Write out the material below again, unchanged.

[START Provided data]

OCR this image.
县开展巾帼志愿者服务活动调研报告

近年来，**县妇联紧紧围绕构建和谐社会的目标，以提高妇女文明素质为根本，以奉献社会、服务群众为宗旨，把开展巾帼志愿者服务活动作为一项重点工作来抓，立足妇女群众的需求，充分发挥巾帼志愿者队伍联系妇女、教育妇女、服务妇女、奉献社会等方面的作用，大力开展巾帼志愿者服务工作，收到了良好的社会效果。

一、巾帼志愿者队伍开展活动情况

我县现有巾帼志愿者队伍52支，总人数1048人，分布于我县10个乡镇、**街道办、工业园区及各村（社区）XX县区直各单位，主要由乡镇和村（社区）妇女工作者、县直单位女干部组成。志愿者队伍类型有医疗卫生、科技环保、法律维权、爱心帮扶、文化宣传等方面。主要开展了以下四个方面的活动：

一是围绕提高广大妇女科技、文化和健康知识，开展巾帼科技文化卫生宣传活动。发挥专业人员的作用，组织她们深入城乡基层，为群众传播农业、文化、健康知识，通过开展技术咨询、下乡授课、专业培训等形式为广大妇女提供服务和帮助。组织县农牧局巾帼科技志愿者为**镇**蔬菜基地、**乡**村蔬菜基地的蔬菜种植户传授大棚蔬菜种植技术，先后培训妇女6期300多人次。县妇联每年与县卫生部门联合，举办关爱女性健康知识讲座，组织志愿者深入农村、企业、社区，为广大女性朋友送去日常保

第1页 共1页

[END Provided data]

* Answer to the exercise *
OCR this image.
县开展巾帼志愿者服务活动调研报告

近年来，**县妇联紧紧围绕构建和谐社会的目标，以提高妇女文明素质为根本，以奉献社会、服务群众为宗旨，把开展巾帼志愿者服务活动作为一项重点工作来抓，立足妇女群众的需求，充分发挥巾帼志愿者队伍联系妇女、教育妇女、服务妇女、奉献社会等方面的作用，大力开展巾帼志愿者服务工作，收到了良好的社会效果。

一、巾帼志愿者队伍开展活动情况

我县现有巾帼志愿者队伍52支，总人数1048人，分布于我县10个乡镇、**街道办、工业园区及各村（社区）XX县区直各单位，主要由乡镇和村（社区）妇女工作者、县直单位女干部组成。志愿者队伍类型有医疗卫生、科技环保、法律维权、爱心帮扶、文化宣传等方面。主要开展了以下四个方面的活动：

一是围绕提高广大妇女科技、文化和健康知识，开展巾帼科技文化卫生宣传活动。发挥专业人员的作用，组织她们深入城乡基层，为群众传播农业、文化、健康知识，通过开展技术咨询、下乡授课、专业培训等形式为广大妇女提供服务和帮助。组织县农牧局巾帼科技志愿者为**镇**蔬菜基地、**乡**村蔬菜基地的蔬菜种植户传授大棚蔬菜种植技术，先后培训妇女6期300多人次。县妇联每年与县卫生部门联合，举办关爱女性健康知识讲座，组织志愿者深入农村、企业、社区，为广大女性朋友送去日常保

第1页 共1页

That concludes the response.